TEXT PROVIDED ▸
--------
TARGET GROUP INC. (formerly known as Chess Supersite Corporation)

NOTES TO THE UNAUDITED CONDENSED CONSOLIDATED FINANCIAL STATEMENTS

 

3.Related Party Transactions and Balances

 

During the nine months ended September 30, 2018, $225,000 (September 30, 2017: $225,000) was recorded as management services fee payable to Rubin Schindermann and Alexander Starr, who are shareholders and officers in the Company. The amount is included in the related party balance as at September 30, 2018.

 

During the year ended December 31, 2017, Eric Schindermann, who is the son of Rubin Schindermann, became a lender to the Company by way of assignment of an existing promissory note liability of the Company amounting to $18,000. 465,728 shares of the Company’s common stock were issued to Eric Schindermann subsequent to the year end, on partial conversion of the debt amounting to $3,805. Amounting outstanding to Eric under promissory notes is $14,195 as at September 30, 2018.

 

4.Shareholder Advances

 

Shareholder advances represent expenses paid by the owners from personal funds. The amount is non-interest bearing, unsecured and due on demand. The amount of advance as at September 30, 2018 and December 31, 2017 was $270,576 and $304,322, respectively. The amounts repaid during the nine months ended September 30, 2018 and 2017 were $188,290 and $nil, respectively.

 

4.1Capital work in progress

 

The Company initiated construction on its 44,000 square foot cannabis cultivation facility in September of 2017. Since then, extensive demolition and structural upgrades have been carried out at the site. Construction remains on schedule for completion in mid-January 2019. As at September 30, 2017, the Company has capitalized $1,208,315 in payments to multiple vendors for the construction of the facility.

 

5.Goodwill and Intangible Assets

 

Business Acquisition

 

ASC Topic 805, “Business Combinations” requires that all business combinations be accounted for using the acquisition method and that certain identifiable intangible assets acquired in a business combination be recognized as assets apart from goodwill. ASC Topic 350, “Intangibles-Goodwill and Other” (“ASC 350”) requires goodwill and other identifiable intangible assets with indefinite useful lives not be amortized, such as trade names, but instead tested at least annually for impairment (which the Company tests each year end, absent any impairment indicators) and be written down if impaired. ASC 350 requires that goodwill be allocated to its respective reporting unit and that identifiable intangible assets with finite lives be amortized over their useful lives.
--------
EXTRACTED RECORDS ▸
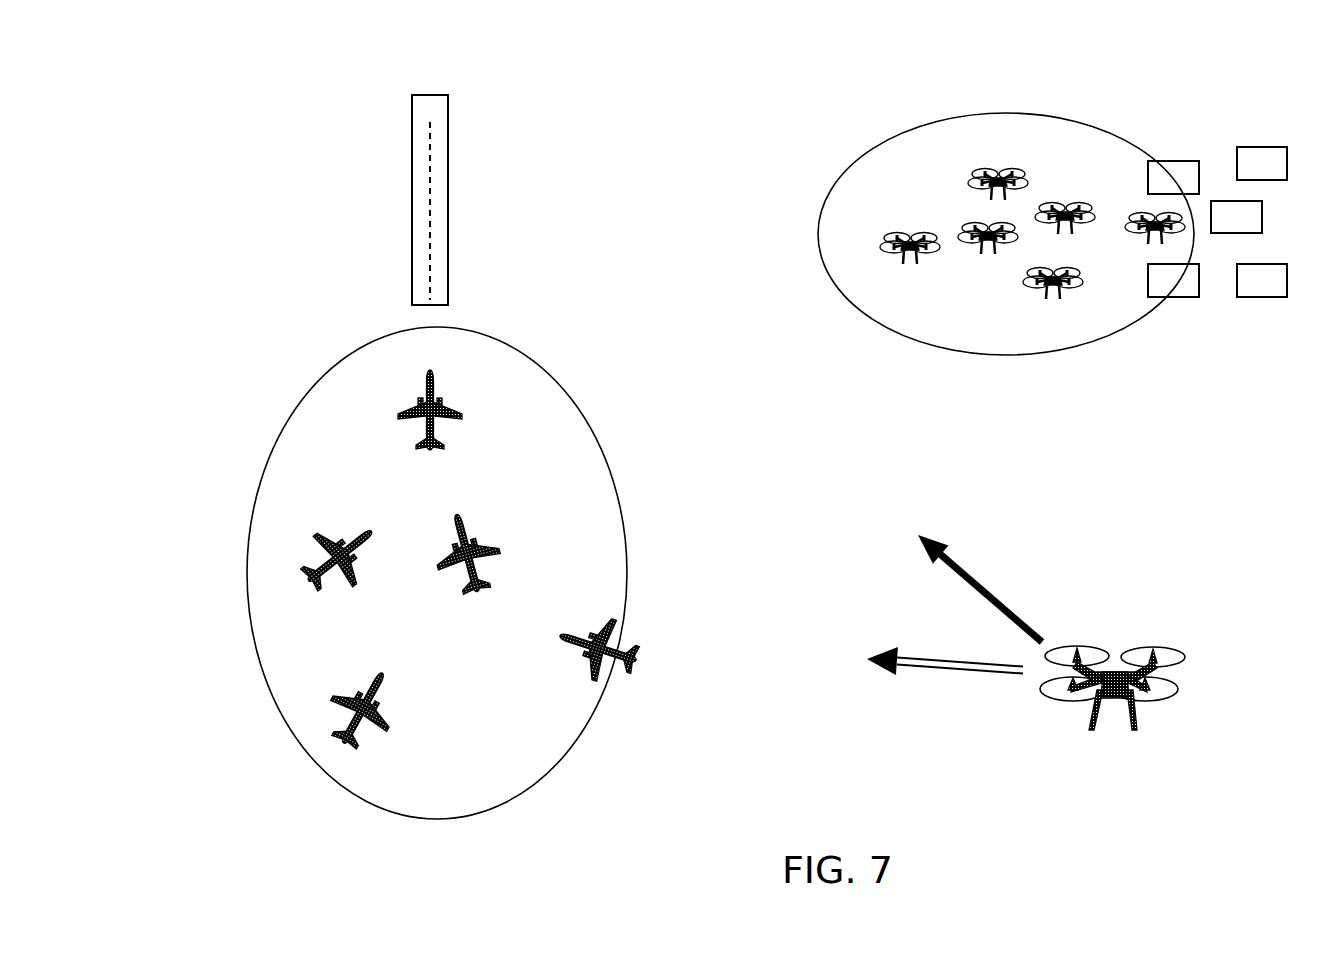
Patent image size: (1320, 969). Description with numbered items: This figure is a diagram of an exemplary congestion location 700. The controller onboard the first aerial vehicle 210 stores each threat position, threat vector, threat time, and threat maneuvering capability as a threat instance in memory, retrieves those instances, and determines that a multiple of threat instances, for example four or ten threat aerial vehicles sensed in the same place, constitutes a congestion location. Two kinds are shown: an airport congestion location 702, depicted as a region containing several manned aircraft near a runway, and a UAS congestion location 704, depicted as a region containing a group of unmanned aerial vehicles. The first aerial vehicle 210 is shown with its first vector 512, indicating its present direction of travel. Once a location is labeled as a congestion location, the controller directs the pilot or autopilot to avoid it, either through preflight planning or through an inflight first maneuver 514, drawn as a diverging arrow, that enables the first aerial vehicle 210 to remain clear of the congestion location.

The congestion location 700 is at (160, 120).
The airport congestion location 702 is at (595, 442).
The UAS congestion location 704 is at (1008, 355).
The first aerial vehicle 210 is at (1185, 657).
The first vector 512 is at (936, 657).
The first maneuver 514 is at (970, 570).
--------
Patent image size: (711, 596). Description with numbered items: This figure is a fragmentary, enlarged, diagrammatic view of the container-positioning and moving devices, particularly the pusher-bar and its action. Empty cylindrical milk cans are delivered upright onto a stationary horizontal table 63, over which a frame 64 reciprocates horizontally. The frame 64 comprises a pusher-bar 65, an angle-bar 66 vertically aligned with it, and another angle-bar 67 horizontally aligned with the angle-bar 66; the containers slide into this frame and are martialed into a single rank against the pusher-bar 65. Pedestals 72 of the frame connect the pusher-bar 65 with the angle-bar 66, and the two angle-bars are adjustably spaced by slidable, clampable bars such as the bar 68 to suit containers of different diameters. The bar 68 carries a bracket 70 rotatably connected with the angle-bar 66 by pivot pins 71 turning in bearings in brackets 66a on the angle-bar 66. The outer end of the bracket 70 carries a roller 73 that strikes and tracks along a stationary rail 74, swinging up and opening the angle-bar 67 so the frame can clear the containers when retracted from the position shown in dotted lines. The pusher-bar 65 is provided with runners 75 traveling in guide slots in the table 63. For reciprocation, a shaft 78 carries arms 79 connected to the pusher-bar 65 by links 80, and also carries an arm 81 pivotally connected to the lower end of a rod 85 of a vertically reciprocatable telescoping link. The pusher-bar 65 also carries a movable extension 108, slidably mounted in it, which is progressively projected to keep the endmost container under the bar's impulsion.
--------
PROBLEM TO SOLVE ▸ Duplicate the part of the financial statement notes starting at "During the year" and ending at "and $nil, respectively.".

TASK RESULT ▸
During the year ended December 31, 2017, Eric Schindermann, who is the son of Rubin Schindermann, became a lender to the Company by way of assignment of an existing promissory note liability of the Company amounting to $18,000. 465,728 shares of the Company’s common stock were issued to Eric Schindermann subsequent to the year end, on partial conversion of the debt amounting to $3,805. Amounting outstanding to Eric under promissory notes is $14,195 as at September 30, 2018.

 

4.Shareholder Advances

 

Shareholder advances represent expenses paid by the owners from personal funds. The amount is non-interest bearing, unsecured and due on demand. The amount of advance as at September 30, 2018 and December 31, 2017 was $270,576 and $304,322, respectively. The amounts repaid during the nine months ended September 30, 2018 and 2017 were $188,290 and $nil, respectively.